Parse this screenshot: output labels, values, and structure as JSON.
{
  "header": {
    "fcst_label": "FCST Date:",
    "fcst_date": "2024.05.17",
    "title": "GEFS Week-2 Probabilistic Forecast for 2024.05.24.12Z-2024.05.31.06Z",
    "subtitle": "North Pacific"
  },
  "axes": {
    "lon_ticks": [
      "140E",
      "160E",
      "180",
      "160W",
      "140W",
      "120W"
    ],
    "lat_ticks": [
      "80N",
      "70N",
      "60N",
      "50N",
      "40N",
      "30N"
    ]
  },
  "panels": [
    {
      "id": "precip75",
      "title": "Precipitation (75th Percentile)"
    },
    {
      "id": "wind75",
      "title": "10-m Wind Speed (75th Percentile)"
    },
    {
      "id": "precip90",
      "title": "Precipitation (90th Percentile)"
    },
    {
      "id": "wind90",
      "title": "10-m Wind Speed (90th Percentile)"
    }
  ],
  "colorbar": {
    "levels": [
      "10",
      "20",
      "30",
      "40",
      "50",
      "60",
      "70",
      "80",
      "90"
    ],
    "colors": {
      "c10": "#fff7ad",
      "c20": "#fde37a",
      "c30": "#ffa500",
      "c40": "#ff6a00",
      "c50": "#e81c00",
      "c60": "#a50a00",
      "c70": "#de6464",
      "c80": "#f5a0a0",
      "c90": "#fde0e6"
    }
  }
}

**********

Do this
Go through the listing and print each line exactly as it appears.

Answer to this task
Parse this screenshot: output labels, values, and structure as JSON.
{
  "header": {
    "fcst_label": "FCST Date:",
    "fcst_date": "2024.05.17",
    "title": "GEFS Week-2 Probabilistic Forecast for 2024.05.24.12Z-2024.05.31.06Z",
    "subtitle": "North Pacific"
  },
  "axes": {
    "lon_ticks": [
      "140E",
      "160E",
      "180",
      "160W",
      "140W",
      "120W"
    ],
    "lat_ticks": [
      "80N",
      "70N",
      "60N",
      "50N",
      "40N",
      "30N"
    ]
  },
  "panels": [
    {
      "id": "precip75",
      "title": "Precipitation (75th Percentile)"
    },
    {
      "id": "wind75",
      "title": "10-m Wind Speed (75th Percentile)"
    },
    {
      "id": "precip90",
      "title": "Precipitation (90th Percentile)"
    },
    {
      "id": "wind90",
      "title": "10-m Wind Speed (90th Percentile)"
    }
  ],
  "colorbar": {
    "levels": [
      "10",
      "20",
      "30",
      "40",
      "50",
      "60",
      "70",
      "80",
      "90"
    ],
    "colors": {
      "c10": "#fff7ad",
      "c20": "#fde37a",
      "c30": "#ffa500",
      "c40": "#ff6a00",
      "c50": "#e81c00",
      "c60": "#a50a00",
      "c70": "#de6464",
      "c80": "#f5a0a0",
      "c90": "#fde0e6"
    }
  }
}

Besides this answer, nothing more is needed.